Saved data entries
# # # # #
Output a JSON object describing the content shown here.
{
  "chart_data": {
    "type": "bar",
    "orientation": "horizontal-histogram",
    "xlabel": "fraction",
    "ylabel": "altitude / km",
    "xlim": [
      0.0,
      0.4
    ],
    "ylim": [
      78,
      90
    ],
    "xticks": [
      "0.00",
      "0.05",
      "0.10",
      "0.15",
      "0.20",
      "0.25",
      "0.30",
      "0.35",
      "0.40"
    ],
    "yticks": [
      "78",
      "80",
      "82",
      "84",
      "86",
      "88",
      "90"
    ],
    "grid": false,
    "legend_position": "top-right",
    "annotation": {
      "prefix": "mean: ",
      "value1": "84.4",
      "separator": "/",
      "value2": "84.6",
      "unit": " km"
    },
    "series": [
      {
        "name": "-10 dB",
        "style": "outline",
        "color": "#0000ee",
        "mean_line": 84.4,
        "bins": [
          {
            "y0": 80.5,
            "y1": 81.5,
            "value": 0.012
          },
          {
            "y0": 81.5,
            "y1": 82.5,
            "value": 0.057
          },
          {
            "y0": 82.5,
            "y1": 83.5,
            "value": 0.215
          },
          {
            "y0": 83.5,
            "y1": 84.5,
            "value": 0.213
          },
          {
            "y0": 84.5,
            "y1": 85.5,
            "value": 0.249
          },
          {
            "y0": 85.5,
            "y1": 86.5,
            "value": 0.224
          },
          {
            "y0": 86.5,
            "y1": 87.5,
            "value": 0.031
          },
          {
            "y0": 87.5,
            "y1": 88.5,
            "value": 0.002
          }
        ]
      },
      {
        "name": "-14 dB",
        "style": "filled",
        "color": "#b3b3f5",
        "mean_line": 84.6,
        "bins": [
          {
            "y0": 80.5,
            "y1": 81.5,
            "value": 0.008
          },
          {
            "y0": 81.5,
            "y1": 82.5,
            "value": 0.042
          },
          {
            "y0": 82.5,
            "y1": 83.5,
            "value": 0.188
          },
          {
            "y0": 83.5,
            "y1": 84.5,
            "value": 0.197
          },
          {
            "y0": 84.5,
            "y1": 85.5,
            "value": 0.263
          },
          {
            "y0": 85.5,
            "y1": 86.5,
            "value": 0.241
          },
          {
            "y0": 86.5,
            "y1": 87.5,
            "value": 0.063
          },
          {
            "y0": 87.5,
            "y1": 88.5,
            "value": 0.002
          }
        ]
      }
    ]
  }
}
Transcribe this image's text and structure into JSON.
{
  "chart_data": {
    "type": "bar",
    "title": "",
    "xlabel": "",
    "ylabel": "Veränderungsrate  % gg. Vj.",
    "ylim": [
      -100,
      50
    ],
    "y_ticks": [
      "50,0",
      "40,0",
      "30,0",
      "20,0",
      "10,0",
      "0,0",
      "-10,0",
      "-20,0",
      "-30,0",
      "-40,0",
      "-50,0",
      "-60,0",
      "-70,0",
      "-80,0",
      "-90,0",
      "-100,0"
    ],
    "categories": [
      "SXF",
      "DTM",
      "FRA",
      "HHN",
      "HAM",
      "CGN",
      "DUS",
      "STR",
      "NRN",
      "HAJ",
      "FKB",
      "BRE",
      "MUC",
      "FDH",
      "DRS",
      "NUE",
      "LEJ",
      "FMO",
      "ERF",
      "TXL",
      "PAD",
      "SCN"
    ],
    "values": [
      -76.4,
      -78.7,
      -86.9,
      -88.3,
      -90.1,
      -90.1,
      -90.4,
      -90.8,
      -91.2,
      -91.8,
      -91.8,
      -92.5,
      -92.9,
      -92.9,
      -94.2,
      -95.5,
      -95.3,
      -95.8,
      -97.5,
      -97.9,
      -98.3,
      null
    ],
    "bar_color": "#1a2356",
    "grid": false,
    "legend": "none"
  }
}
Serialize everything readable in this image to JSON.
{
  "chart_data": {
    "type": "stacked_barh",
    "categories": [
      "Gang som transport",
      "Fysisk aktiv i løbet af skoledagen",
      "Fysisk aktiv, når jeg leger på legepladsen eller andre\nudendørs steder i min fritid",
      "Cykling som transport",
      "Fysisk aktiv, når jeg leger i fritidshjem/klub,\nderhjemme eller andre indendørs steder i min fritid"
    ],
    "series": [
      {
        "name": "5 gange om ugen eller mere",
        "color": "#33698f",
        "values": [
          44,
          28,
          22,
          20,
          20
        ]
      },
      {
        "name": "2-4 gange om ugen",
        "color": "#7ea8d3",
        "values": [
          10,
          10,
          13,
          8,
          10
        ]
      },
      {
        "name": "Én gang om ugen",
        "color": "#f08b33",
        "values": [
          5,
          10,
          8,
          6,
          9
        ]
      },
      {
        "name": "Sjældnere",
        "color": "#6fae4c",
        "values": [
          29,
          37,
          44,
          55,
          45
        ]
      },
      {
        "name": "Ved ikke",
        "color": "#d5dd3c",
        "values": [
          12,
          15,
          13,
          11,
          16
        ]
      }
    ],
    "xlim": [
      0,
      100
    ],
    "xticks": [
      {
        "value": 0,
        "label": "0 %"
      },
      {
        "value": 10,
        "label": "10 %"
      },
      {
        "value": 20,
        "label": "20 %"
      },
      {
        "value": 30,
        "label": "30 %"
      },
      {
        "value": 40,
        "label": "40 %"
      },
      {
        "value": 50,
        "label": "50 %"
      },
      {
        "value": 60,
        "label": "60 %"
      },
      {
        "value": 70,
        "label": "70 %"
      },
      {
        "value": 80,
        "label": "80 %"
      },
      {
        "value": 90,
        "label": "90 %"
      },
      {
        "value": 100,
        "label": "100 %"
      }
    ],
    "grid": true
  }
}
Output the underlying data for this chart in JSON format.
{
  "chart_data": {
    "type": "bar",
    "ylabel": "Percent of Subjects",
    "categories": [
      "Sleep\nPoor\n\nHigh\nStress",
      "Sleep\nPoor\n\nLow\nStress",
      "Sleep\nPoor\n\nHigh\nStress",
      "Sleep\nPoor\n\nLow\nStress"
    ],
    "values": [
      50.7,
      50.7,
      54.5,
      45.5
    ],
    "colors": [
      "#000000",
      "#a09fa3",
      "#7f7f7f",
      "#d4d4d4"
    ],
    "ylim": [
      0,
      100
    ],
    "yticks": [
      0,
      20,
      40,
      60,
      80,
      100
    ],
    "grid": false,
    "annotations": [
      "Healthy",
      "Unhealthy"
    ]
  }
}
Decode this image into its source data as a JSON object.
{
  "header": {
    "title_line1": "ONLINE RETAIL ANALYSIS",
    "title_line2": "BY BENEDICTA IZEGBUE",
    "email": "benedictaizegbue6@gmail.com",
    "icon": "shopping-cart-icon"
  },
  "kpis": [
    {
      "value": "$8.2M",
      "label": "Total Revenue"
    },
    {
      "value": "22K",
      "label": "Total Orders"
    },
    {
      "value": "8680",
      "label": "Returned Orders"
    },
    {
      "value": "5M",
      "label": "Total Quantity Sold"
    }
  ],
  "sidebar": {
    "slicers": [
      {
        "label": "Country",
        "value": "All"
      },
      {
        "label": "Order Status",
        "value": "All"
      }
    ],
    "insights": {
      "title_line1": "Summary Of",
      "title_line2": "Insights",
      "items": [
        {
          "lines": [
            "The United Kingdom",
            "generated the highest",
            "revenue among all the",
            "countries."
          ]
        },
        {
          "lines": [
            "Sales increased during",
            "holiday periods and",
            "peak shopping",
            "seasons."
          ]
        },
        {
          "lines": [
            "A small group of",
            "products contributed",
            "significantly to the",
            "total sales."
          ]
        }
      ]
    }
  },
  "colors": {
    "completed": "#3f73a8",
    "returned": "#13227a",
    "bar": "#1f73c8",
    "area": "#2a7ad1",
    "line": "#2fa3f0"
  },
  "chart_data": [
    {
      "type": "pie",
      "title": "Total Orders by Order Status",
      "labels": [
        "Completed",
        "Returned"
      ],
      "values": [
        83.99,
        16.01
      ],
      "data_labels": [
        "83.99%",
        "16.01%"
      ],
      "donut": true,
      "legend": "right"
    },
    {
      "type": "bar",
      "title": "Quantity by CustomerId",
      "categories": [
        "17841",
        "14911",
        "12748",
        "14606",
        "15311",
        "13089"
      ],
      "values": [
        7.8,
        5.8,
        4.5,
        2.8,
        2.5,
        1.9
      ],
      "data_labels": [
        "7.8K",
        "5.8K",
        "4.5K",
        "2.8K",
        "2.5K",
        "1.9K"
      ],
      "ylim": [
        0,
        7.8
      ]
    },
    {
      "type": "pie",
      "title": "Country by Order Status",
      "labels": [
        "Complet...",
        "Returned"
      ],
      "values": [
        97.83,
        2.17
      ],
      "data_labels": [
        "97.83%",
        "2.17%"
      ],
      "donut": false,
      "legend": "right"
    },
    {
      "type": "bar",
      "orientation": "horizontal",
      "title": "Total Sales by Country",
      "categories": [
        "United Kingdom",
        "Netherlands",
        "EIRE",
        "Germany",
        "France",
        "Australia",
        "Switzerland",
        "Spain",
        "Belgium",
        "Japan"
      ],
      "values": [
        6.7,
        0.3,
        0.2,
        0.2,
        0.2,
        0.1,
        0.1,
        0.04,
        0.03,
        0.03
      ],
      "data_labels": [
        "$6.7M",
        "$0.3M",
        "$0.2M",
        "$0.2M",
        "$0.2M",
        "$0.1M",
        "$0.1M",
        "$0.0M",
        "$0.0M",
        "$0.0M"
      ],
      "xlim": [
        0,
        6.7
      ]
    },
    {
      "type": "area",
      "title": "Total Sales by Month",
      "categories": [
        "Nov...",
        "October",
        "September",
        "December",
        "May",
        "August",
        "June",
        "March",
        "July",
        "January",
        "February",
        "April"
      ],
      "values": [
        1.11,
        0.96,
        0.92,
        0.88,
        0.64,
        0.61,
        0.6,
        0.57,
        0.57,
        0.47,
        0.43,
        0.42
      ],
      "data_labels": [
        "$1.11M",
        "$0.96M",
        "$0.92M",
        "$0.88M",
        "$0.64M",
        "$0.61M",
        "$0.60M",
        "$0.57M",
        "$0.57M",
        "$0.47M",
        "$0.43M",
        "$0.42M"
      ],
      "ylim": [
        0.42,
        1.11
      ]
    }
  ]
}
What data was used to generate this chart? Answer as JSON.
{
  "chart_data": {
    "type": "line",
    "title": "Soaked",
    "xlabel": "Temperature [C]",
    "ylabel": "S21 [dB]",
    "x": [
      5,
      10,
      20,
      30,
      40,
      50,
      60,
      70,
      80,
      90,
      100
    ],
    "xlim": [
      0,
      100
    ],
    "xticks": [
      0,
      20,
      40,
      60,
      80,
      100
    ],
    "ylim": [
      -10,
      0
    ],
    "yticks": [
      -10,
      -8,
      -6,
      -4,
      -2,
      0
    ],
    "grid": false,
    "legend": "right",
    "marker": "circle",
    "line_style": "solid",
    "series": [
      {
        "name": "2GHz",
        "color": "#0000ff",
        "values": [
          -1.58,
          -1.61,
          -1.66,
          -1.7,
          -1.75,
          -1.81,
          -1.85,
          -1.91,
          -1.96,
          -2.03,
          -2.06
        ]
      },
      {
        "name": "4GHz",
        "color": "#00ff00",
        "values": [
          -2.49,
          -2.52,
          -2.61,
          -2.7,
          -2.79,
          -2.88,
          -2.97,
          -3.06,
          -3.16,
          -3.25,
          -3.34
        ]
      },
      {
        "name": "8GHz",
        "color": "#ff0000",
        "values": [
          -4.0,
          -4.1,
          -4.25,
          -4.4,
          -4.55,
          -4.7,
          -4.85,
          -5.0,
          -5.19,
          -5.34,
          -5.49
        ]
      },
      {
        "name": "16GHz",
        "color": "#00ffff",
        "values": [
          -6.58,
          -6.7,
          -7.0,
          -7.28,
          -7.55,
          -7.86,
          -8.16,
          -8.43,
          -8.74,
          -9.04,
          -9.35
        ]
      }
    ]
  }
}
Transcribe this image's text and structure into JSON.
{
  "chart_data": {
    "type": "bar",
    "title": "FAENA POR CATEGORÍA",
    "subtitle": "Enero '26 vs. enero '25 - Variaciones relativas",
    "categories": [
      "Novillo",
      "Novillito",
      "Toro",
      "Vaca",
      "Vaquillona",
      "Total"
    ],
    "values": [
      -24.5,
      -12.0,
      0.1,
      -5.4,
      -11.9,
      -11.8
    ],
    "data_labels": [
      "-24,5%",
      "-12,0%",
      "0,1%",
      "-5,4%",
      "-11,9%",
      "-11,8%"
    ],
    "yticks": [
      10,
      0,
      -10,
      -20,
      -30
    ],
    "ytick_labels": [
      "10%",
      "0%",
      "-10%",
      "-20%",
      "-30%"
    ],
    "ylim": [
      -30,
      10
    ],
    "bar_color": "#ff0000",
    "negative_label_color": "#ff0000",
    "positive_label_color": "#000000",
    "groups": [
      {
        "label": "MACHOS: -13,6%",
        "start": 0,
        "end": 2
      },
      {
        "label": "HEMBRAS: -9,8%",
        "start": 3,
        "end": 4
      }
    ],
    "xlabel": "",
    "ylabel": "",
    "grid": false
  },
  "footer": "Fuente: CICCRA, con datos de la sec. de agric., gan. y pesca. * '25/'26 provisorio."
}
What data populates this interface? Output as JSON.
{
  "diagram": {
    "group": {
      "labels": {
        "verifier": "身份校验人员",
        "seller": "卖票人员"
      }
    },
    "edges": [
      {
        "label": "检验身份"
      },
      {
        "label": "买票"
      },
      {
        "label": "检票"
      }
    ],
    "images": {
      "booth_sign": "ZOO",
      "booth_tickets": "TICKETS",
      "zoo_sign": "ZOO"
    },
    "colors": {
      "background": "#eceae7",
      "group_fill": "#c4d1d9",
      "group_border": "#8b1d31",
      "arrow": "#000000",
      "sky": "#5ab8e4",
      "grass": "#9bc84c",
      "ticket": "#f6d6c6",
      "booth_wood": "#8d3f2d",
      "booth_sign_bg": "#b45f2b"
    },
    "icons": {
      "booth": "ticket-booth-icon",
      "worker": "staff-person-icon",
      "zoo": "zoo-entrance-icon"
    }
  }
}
# # # # #
Work to complete: Search the entries for the word "right", then gather every line that has it.

Answer to the task:
    "legend_position": "top-right",
      "legend": "right"
      "legend": "right"
    "legend": "right",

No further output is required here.